### RECORDS SUPPLIED
>> BEGIN

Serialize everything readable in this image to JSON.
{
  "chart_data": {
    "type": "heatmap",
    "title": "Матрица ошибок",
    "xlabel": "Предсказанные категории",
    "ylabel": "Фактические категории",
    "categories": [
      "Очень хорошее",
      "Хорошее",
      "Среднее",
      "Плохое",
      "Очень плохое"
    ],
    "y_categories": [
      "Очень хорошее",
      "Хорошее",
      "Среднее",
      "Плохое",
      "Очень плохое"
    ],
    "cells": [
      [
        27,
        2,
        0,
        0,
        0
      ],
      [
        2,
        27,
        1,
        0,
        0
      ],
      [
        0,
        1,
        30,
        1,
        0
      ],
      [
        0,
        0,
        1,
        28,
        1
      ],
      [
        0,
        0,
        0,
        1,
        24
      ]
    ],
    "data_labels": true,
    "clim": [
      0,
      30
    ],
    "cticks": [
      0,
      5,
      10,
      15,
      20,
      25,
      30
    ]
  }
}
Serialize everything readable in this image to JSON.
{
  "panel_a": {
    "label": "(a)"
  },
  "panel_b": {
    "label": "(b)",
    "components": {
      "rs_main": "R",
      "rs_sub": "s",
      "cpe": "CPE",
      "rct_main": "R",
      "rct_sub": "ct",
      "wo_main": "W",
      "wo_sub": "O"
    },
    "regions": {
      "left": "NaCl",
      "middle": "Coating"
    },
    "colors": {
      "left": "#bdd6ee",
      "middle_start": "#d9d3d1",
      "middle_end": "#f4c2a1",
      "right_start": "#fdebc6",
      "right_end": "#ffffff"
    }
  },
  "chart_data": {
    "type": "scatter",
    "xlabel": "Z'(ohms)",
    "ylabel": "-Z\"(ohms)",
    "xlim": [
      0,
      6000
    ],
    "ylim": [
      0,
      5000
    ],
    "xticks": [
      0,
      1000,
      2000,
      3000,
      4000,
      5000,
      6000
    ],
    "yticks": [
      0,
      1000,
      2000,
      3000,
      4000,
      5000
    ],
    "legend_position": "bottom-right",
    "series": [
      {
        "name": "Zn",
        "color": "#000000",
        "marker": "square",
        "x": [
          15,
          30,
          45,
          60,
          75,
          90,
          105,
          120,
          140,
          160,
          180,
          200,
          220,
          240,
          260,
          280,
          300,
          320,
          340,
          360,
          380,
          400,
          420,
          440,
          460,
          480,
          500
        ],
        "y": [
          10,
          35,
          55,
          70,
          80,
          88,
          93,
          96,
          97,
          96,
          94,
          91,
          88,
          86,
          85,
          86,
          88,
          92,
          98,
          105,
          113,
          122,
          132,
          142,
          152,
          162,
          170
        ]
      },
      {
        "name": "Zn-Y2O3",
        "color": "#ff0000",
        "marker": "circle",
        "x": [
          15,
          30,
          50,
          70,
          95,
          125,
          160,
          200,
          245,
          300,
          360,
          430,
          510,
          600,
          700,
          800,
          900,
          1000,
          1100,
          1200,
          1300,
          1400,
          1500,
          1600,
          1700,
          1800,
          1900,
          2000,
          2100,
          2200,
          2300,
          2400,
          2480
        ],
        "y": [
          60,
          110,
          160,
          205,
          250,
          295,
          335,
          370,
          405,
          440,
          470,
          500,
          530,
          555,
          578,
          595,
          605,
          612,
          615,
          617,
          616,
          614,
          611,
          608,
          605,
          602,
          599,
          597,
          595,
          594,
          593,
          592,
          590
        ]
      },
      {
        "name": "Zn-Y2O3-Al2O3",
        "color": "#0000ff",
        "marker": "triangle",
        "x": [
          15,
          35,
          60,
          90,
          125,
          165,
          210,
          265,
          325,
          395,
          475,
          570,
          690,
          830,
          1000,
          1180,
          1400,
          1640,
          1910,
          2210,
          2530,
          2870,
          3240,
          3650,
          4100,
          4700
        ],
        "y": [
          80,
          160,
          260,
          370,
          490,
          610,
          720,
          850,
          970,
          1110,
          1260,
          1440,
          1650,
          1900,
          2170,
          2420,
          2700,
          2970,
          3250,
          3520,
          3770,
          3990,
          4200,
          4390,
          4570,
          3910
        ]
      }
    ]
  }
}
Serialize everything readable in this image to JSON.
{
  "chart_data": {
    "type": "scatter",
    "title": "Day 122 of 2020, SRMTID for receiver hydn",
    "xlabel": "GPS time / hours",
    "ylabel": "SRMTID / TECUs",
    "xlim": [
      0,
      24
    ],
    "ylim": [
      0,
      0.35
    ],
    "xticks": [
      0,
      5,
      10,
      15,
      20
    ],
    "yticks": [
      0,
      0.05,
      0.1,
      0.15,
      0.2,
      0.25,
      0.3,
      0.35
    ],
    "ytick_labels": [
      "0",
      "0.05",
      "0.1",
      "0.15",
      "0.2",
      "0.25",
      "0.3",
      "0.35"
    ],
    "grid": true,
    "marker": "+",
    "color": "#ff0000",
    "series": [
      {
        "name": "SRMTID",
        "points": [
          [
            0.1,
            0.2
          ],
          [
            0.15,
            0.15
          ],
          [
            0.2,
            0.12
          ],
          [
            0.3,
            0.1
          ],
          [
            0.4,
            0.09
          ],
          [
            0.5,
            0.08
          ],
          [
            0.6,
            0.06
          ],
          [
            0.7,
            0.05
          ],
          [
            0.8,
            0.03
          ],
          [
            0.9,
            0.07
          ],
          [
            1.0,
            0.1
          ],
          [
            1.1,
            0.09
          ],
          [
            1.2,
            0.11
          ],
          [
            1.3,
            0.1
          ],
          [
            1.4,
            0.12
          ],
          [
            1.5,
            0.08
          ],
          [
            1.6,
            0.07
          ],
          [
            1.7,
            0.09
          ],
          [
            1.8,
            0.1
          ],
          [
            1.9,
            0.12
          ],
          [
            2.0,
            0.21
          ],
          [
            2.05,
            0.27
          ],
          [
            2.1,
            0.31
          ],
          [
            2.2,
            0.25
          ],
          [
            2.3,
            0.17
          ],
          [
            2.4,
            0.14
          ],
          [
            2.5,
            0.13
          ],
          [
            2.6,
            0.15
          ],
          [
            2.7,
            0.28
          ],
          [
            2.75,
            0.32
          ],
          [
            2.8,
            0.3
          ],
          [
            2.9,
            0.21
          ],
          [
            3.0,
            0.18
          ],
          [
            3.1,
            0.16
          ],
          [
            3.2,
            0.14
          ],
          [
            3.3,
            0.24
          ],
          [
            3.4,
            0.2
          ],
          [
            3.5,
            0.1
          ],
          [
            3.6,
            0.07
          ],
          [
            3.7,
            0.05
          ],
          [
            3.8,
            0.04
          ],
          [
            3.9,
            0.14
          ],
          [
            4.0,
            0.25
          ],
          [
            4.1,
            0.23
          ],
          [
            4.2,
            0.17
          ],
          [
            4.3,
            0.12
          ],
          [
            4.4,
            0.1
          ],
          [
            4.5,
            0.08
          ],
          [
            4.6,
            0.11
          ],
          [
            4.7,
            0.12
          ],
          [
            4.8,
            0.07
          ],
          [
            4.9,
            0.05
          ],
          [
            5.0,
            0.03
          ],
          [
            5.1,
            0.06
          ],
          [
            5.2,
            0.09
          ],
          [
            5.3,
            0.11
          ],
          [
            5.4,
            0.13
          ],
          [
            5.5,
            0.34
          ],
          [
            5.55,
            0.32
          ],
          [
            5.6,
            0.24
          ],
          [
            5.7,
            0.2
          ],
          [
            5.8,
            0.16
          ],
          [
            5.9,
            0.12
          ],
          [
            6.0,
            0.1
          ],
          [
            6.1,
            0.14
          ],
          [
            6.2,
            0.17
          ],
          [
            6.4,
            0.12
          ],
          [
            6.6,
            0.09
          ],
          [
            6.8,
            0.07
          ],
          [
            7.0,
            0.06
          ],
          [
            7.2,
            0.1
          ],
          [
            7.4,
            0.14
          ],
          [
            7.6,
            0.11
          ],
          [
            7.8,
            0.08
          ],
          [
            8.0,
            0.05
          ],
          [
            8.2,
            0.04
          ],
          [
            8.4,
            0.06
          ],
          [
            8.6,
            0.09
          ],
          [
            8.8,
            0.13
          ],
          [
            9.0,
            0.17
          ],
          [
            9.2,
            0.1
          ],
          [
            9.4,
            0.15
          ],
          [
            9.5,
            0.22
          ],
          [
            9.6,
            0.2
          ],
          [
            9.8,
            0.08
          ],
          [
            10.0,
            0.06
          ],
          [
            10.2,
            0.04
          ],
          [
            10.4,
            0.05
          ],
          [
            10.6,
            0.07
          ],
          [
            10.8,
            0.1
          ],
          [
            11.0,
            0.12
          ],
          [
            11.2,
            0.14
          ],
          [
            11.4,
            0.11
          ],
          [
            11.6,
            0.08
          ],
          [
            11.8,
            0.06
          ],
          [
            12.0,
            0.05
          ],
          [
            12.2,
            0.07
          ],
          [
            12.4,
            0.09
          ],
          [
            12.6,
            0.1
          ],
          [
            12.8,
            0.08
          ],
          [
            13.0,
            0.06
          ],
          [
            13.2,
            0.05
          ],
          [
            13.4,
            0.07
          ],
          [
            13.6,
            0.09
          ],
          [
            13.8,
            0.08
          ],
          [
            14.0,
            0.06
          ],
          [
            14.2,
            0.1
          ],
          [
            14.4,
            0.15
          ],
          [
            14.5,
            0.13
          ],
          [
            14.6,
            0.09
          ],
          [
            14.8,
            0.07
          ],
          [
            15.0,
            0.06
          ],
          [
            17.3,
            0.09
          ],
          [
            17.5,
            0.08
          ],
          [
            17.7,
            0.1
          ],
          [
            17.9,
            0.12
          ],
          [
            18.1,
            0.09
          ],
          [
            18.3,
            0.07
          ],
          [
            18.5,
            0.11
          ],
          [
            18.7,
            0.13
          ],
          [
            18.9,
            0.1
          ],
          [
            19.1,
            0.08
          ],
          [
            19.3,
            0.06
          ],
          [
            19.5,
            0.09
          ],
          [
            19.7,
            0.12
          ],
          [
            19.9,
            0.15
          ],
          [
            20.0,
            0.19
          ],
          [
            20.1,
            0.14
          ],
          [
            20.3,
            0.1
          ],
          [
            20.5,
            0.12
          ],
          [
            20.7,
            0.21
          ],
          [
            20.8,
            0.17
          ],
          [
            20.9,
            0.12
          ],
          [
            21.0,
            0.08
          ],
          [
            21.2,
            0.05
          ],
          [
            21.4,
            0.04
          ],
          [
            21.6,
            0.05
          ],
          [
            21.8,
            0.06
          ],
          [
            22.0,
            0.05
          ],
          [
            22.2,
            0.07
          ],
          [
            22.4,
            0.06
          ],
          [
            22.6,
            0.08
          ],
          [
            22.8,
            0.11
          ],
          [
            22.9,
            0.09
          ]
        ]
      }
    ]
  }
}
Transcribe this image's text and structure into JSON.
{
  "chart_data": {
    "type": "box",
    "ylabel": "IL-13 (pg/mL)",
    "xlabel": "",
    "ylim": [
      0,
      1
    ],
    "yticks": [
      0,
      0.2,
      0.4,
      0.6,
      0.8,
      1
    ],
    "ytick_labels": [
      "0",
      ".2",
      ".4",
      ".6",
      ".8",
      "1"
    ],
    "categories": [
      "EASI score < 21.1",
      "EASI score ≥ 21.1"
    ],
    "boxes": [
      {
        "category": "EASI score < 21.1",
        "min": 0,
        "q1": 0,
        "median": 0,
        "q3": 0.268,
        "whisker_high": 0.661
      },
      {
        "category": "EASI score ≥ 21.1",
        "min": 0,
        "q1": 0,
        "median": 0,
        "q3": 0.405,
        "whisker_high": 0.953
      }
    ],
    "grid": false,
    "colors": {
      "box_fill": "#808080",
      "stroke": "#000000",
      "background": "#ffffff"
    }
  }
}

>> END

### PROBLEM
Copy each line above where the string "ylabel" occurs.

### RESULT BELOW
    "ylabel": "Фактические категории",
    "ylabel": "-Z\"(ohms)",
    "ylabel": "SRMTID / TECUs",
    "ylabel": "IL-13 (pg/mL)",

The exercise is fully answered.